(Data excerpts)
* start *
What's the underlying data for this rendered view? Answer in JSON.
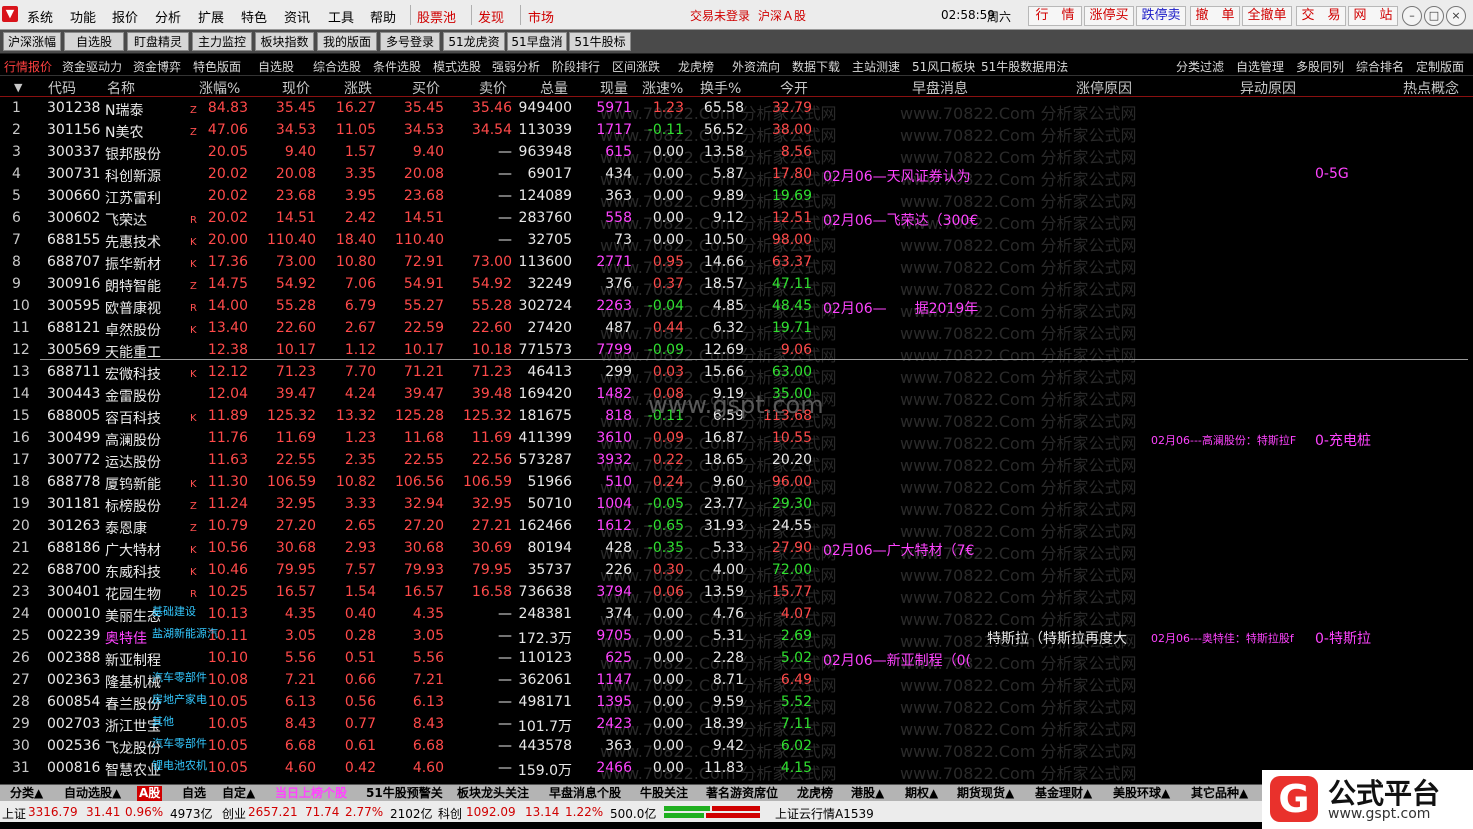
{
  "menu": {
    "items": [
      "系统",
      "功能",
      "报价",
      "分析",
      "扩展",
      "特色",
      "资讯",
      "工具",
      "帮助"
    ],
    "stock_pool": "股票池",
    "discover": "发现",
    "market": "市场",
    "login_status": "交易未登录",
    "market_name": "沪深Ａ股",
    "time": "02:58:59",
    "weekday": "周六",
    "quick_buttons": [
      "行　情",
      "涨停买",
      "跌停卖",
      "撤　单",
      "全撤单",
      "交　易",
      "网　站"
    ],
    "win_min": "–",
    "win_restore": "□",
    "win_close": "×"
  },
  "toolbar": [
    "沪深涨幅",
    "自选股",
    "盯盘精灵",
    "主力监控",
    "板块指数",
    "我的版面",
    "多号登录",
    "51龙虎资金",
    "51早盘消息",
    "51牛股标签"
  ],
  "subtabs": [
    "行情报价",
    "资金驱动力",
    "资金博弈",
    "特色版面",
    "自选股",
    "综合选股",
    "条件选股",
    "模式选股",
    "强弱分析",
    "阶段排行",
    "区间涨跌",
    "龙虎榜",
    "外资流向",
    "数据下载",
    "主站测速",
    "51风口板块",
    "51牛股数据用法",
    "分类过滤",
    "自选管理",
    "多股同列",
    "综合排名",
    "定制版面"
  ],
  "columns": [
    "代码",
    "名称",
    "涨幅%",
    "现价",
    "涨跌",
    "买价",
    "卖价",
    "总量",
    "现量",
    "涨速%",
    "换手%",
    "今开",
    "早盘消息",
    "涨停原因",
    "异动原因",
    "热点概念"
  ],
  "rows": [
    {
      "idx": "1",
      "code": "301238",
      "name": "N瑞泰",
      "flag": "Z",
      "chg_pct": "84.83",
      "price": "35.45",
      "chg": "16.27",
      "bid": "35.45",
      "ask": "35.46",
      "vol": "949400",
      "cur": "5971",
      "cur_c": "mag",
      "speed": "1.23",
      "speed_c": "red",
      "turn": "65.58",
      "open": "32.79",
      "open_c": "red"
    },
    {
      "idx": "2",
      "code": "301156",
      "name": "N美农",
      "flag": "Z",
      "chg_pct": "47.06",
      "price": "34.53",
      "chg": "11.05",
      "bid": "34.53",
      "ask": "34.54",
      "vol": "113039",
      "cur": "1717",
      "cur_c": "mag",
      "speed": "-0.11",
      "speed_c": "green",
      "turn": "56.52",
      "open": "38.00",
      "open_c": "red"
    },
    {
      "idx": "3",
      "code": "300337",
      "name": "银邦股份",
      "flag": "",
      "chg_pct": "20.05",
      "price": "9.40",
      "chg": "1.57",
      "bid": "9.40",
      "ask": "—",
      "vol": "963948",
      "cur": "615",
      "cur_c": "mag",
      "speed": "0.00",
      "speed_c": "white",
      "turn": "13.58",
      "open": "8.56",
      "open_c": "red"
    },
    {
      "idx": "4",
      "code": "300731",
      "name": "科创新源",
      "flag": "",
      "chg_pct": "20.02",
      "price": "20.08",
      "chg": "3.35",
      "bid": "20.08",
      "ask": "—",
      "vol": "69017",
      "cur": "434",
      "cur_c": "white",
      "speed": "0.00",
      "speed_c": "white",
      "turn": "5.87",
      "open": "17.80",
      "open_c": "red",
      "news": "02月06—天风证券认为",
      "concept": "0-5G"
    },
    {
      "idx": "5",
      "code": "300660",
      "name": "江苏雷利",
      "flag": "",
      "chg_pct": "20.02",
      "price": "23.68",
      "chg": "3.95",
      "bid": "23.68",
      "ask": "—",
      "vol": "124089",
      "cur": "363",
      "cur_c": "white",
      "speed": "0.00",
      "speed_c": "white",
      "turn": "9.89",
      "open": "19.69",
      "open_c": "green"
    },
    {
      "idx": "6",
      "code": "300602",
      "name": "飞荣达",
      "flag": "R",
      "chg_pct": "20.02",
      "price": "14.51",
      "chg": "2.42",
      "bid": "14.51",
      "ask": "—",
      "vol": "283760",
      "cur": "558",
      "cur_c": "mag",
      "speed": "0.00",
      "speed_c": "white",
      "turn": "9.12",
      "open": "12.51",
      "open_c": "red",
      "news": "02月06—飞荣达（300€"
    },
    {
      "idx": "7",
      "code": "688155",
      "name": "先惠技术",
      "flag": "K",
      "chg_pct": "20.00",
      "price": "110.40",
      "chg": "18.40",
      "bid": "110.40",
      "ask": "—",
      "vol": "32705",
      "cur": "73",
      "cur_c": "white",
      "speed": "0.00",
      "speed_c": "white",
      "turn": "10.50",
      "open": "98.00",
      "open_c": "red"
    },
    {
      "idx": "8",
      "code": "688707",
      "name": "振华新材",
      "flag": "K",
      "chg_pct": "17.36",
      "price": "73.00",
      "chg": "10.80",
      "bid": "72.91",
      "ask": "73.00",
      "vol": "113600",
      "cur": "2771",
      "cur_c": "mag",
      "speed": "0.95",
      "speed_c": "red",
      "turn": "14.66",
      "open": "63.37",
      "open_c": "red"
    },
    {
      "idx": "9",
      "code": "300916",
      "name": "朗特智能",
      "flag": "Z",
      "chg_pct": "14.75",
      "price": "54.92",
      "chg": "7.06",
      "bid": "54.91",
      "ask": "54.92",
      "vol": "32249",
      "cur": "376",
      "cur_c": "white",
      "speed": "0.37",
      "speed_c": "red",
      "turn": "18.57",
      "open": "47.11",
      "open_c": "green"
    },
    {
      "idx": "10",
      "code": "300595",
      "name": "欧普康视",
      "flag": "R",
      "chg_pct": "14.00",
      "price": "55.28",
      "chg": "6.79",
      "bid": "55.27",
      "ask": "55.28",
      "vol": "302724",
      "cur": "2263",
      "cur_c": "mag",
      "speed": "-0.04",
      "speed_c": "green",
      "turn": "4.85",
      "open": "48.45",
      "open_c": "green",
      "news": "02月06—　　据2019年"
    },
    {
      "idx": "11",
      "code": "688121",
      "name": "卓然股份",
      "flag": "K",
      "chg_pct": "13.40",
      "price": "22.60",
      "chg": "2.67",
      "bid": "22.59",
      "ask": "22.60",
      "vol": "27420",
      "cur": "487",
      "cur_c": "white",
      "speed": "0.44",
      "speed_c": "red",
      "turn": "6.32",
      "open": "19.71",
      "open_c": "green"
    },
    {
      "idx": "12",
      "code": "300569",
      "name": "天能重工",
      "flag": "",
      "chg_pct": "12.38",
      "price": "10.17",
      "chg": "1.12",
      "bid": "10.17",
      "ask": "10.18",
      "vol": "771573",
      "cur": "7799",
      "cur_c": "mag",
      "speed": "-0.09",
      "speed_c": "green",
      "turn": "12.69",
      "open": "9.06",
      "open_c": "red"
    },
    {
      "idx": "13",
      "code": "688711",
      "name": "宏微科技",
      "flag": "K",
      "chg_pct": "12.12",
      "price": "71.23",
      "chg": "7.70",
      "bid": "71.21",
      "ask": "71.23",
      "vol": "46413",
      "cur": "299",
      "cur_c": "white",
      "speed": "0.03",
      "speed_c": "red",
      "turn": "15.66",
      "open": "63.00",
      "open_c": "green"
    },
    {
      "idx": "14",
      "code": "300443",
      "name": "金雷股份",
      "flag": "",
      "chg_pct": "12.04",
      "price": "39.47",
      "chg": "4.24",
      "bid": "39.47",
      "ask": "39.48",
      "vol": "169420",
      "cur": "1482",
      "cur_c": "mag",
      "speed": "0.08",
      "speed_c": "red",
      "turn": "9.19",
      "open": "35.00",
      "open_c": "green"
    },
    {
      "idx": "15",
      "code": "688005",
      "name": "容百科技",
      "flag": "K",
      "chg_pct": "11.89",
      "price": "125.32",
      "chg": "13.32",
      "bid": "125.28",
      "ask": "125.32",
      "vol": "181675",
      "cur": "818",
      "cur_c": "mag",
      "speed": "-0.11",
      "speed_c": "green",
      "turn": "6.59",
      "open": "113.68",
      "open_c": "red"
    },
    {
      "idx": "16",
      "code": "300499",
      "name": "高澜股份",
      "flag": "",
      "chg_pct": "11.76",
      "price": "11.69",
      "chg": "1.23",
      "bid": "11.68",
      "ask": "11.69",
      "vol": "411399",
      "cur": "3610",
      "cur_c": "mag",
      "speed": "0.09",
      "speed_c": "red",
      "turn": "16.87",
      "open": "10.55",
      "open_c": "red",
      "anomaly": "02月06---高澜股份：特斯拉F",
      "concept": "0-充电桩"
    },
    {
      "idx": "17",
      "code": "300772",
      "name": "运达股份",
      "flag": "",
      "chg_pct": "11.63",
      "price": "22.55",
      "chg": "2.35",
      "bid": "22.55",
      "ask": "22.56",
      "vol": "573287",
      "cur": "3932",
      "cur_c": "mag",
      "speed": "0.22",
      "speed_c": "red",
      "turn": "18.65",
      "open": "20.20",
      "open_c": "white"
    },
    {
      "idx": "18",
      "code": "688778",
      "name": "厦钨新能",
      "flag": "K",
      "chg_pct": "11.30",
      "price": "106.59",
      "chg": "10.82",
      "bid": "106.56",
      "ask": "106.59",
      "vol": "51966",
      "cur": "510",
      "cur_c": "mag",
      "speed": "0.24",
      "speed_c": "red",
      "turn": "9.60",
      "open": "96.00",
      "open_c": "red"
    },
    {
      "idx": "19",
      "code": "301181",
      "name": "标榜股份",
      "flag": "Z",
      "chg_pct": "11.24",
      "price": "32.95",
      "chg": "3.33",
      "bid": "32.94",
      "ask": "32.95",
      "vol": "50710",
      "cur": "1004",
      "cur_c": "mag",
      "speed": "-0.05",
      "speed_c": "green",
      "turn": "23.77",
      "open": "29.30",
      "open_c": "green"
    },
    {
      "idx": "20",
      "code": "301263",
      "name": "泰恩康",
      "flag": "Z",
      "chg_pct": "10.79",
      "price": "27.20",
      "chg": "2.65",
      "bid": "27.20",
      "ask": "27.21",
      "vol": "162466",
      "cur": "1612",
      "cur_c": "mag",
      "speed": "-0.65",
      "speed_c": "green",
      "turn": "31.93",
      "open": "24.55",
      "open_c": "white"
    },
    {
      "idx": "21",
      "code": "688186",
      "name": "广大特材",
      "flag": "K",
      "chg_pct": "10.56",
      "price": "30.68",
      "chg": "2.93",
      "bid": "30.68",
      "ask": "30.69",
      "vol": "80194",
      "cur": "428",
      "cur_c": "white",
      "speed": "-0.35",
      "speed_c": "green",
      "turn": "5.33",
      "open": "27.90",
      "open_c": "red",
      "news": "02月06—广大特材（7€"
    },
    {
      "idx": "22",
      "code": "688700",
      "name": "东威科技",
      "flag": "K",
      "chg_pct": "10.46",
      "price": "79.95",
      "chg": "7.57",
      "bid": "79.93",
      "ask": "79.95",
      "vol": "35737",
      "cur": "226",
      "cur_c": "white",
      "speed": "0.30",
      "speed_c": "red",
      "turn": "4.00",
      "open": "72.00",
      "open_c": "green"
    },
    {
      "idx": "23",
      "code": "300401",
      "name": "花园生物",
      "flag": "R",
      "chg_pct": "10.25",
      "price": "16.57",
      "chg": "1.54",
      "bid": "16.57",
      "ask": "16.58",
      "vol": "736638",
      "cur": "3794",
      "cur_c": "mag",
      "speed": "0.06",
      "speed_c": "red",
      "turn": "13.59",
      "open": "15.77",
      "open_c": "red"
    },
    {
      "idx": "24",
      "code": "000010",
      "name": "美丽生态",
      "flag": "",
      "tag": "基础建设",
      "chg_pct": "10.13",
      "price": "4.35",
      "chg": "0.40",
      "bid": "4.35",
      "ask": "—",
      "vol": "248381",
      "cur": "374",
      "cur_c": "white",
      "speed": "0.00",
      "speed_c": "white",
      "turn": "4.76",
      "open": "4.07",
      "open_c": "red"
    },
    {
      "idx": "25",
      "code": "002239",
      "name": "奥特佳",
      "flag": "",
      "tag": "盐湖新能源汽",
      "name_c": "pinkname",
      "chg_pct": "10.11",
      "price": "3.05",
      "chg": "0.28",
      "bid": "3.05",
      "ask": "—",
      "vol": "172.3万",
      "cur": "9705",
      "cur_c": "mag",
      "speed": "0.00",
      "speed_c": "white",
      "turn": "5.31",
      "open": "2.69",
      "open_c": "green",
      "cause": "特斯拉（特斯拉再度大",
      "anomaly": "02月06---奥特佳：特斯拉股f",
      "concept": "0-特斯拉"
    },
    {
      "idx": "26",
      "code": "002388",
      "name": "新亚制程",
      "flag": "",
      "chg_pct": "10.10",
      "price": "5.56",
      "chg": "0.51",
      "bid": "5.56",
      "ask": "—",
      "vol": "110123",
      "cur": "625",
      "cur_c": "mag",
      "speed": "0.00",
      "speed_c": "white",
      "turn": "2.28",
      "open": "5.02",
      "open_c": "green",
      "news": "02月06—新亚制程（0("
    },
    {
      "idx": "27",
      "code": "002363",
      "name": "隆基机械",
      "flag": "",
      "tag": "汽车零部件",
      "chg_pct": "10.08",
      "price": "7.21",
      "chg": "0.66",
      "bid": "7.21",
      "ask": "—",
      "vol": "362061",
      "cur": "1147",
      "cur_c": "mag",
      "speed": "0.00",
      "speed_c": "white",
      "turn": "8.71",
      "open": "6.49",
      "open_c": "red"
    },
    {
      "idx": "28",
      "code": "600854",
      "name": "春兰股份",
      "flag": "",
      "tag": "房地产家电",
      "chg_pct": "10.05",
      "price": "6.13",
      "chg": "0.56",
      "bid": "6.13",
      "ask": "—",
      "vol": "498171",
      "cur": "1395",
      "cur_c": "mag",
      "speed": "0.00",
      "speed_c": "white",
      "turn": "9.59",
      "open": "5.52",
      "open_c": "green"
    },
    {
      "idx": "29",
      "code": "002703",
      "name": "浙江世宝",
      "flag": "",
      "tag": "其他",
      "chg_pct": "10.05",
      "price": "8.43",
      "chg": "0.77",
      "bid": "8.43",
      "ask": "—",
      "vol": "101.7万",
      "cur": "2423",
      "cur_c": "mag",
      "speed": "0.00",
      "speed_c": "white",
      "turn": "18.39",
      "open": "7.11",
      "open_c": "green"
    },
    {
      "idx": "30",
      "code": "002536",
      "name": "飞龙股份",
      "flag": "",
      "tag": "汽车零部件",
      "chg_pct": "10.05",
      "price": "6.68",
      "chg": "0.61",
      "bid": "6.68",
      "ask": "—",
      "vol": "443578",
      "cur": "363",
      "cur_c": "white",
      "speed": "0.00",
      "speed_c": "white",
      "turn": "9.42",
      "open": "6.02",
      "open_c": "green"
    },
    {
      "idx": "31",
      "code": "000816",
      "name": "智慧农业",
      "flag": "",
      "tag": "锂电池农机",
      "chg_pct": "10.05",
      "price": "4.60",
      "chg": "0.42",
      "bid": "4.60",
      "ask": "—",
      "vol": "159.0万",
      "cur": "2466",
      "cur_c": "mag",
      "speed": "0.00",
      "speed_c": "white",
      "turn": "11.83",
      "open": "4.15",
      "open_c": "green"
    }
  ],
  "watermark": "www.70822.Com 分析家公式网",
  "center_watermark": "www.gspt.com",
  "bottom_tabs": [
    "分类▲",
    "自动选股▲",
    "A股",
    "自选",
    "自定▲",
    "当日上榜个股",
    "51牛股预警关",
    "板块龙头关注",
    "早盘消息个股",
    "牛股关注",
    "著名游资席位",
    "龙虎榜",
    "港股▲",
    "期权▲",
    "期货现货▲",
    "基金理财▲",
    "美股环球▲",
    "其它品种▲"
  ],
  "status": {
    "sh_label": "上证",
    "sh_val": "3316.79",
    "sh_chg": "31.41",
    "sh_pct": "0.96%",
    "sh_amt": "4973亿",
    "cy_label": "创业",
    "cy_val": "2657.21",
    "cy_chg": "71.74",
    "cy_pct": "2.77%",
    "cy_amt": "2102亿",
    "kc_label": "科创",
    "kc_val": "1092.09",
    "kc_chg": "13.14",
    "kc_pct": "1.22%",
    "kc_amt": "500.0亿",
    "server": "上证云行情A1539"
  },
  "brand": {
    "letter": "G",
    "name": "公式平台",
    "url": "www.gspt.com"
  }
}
* end *
## Aim
Pick out all lines containing the string "concept".

## Task response
      "concept": "0-5G"
      "concept": "0-充电桩"
      "concept": "0-特斯拉"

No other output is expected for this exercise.